• [Task statement]: Print the entries that appear below, exactly as written and without their pictures.

• [Dataset listings of figures]:
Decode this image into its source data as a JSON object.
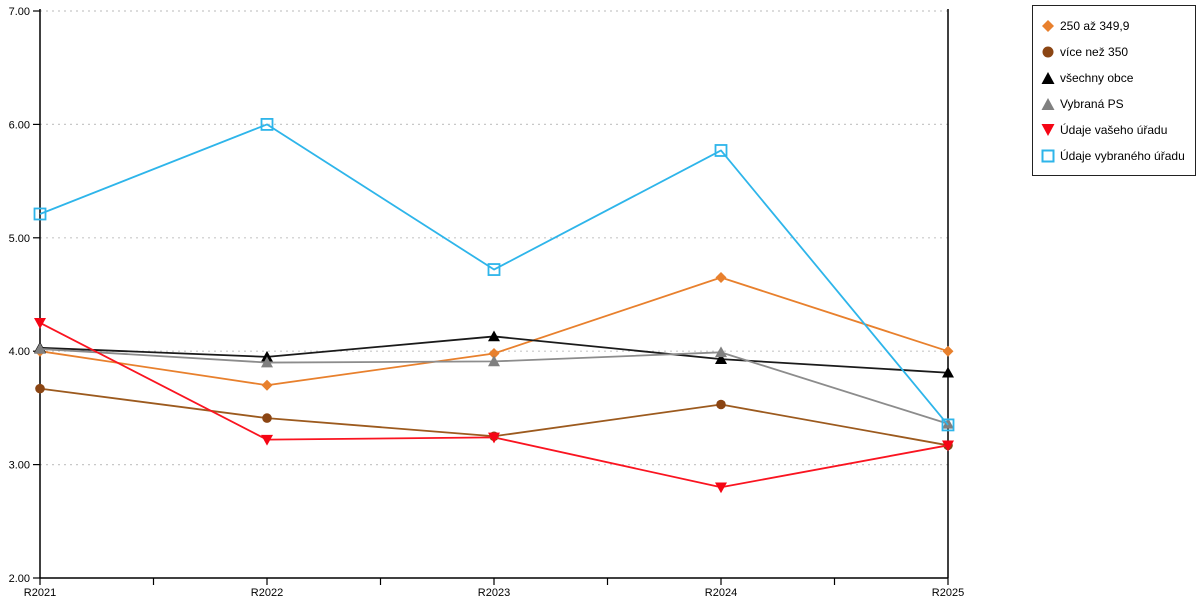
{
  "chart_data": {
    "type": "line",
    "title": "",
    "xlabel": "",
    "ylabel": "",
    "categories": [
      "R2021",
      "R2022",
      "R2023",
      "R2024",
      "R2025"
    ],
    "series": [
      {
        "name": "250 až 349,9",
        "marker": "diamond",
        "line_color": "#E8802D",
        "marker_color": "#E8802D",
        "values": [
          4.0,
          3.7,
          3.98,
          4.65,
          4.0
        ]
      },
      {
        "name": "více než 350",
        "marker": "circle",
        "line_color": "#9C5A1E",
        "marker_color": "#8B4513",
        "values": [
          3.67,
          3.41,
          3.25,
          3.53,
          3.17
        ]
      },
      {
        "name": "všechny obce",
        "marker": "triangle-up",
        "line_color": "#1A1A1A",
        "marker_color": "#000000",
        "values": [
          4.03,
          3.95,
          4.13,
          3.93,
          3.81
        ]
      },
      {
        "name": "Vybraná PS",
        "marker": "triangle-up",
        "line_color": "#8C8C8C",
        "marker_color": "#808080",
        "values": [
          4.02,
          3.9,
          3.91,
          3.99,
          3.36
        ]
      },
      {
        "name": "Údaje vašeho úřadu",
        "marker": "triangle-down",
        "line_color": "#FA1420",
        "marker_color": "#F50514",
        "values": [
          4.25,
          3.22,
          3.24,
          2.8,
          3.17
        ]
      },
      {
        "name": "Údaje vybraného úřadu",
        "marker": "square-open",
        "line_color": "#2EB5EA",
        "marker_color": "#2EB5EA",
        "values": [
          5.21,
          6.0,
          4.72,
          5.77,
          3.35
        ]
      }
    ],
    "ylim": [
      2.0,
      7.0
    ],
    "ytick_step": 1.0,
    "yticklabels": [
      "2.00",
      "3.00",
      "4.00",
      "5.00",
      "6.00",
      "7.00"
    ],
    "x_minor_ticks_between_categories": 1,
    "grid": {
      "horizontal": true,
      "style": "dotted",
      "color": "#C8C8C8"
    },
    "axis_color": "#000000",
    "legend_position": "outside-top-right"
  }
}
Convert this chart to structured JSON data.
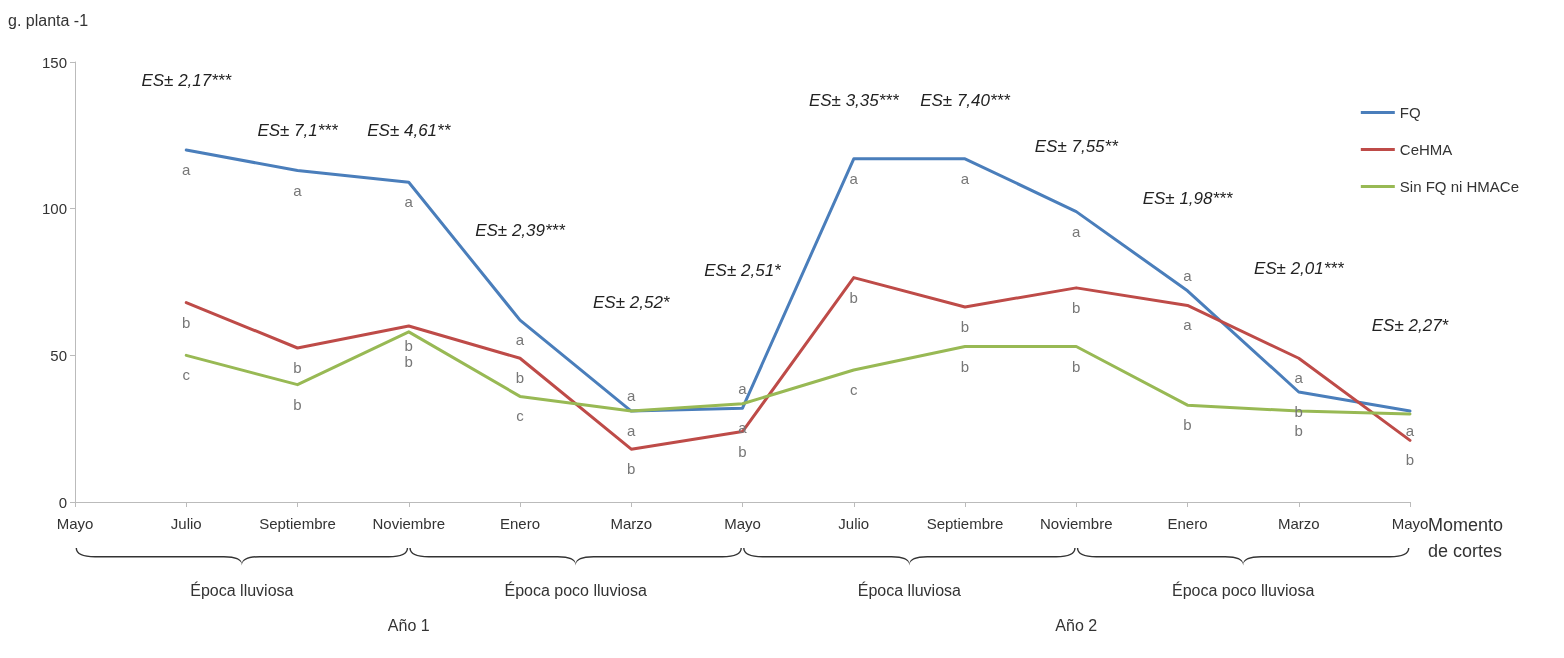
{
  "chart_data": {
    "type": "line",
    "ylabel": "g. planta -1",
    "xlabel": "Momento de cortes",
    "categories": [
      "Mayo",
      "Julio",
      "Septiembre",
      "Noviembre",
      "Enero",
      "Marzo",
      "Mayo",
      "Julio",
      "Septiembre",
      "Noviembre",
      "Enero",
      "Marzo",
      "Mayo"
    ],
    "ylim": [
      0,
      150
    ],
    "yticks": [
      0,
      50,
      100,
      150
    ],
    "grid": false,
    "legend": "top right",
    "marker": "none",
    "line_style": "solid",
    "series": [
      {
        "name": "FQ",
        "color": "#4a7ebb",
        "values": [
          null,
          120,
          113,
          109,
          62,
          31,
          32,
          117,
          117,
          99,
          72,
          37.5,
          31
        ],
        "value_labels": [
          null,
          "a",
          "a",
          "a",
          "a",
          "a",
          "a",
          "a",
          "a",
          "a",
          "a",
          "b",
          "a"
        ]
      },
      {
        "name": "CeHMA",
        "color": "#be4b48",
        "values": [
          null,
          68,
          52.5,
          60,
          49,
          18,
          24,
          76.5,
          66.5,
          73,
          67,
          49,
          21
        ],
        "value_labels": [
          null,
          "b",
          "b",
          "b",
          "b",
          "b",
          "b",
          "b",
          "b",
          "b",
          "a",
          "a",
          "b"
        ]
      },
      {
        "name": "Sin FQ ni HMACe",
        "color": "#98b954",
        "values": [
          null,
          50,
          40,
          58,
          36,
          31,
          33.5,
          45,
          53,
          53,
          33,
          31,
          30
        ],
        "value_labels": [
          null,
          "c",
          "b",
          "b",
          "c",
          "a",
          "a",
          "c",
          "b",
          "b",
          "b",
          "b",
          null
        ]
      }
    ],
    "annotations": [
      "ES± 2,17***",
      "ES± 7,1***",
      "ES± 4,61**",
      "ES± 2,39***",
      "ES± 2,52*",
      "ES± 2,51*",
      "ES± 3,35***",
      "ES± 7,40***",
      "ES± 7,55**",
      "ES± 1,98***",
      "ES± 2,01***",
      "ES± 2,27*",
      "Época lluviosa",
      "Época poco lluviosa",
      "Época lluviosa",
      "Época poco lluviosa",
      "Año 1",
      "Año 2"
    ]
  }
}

• [Reply to the task]:
Decode this image into its source data as a JSON object.
{
  "chart_data": {
    "type": "line",
    "title": "",
    "xlabel": "",
    "ylabel": "",
    "categories": [
      "R2021",
      "R2022",
      "R2023",
      "R2024",
      "R2025"
    ],
    "series": [
      {
        "name": "250 až 349,9",
        "marker": "diamond",
        "line_color": "#E8802D",
        "marker_color": "#E8802D",
        "values": [
          4.0,
          3.7,
          3.98,
          4.65,
          4.0
        ]
      },
      {
        "name": "více než 350",
        "marker": "circle",
        "line_color": "#9C5A1E",
        "marker_color": "#8B4513",
        "values": [
          3.67,
          3.41,
          3.25,
          3.53,
          3.17
        ]
      },
      {
        "name": "všechny obce",
        "marker": "triangle-up",
        "line_color": "#1A1A1A",
        "marker_color": "#000000",
        "values": [
          4.03,
          3.95,
          4.13,
          3.93,
          3.81
        ]
      },
      {
        "name": "Vybraná PS",
        "marker": "triangle-up",
        "line_color": "#8C8C8C",
        "marker_color": "#808080",
        "values": [
          4.02,
          3.9,
          3.91,
          3.99,
          3.36
        ]
      },
      {
        "name": "Údaje vašeho úřadu",
        "marker": "triangle-down",
        "line_color": "#FA1420",
        "marker_color": "#F50514",
        "values": [
          4.25,
          3.22,
          3.24,
          2.8,
          3.17
        ]
      },
      {
        "name": "Údaje vybraného úřadu",
        "marker": "square-open",
        "line_color": "#2EB5EA",
        "marker_color": "#2EB5EA",
        "values": [
          5.21,
          6.0,
          4.72,
          5.77,
          3.35
        ]
      }
    ],
    "ylim": [
      2.0,
      7.0
    ],
    "ytick_step": 1.0,
    "yticklabels": [
      "2.00",
      "3.00",
      "4.00",
      "5.00",
      "6.00",
      "7.00"
    ],
    "x_minor_ticks_between_categories": 1,
    "grid": {
      "horizontal": true,
      "style": "dotted",
      "color": "#C8C8C8"
    },
    "axis_color": "#000000",
    "legend_position": "outside-top-right"
  }
}
Convert this chart to structured JSON data.
{
  "chart_data": {
    "type": "line",
    "ylabel": "g. planta -1",
    "xlabel": "Momento de cortes",
    "categories": [
      "Mayo",
      "Julio",
      "Septiembre",
      "Noviembre",
      "Enero",
      "Marzo",
      "Mayo",
      "Julio",
      "Septiembre",
      "Noviembre",
      "Enero",
      "Marzo",
      "Mayo"
    ],
    "ylim": [
      0,
      150
    ],
    "yticks": [
      0,
      50,
      100,
      150
    ],
    "grid": false,
    "legend": "top right",
    "marker": "none",
    "line_style": "solid",
    "series": [
      {
        "name": "FQ",
        "color": "#4a7ebb",
        "values": [
          null,
          120,
          113,
          109,
          62,
          31,
          32,
          117,
          117,
          99,
          72,
          37.5,
          31
        ],
        "value_labels": [
          null,
          "a",
          "a",
          "a",
          "a",
          "a",
          "a",
          "a",
          "a",
          "a",
          "a",
          "b",
          "a"
        ]
      },
      {
        "name": "CeHMA",
        "color": "#be4b48",
        "values": [
          null,
          68,
          52.5,
          60,
          49,
          18,
          24,
          76.5,
          66.5,
          73,
          67,
          49,
          21
        ],
        "value_labels": [
          null,
          "b",
          "b",
          "b",
          "b",
          "b",
          "b",
          "b",
          "b",
          "b",
          "a",
          "a",
          "b"
        ]
      },
      {
        "name": "Sin FQ ni HMACe",
        "color": "#98b954",
        "values": [
          null,
          50,
          40,
          58,
          36,
          31,
          33.5,
          45,
          53,
          53,
          33,
          31,
          30
        ],
        "value_labels": [
          null,
          "c",
          "b",
          "b",
          "c",
          "a",
          "a",
          "c",
          "b",
          "b",
          "b",
          "b",
          null
        ]
      }
    ],
    "annotations": [
      "ES± 2,17***",
      "ES± 7,1***",
      "ES± 4,61**",
      "ES± 2,39***",
      "ES± 2,52*",
      "ES± 2,51*",
      "ES± 3,35***",
      "ES± 7,40***",
      "ES± 7,55**",
      "ES± 1,98***",
      "ES± 2,01***",
      "ES± 2,27*",
      "Época lluviosa",
      "Época poco lluviosa",
      "Época lluviosa",
      "Época poco lluviosa",
      "Año 1",
      "Año 2"
    ]
  }
}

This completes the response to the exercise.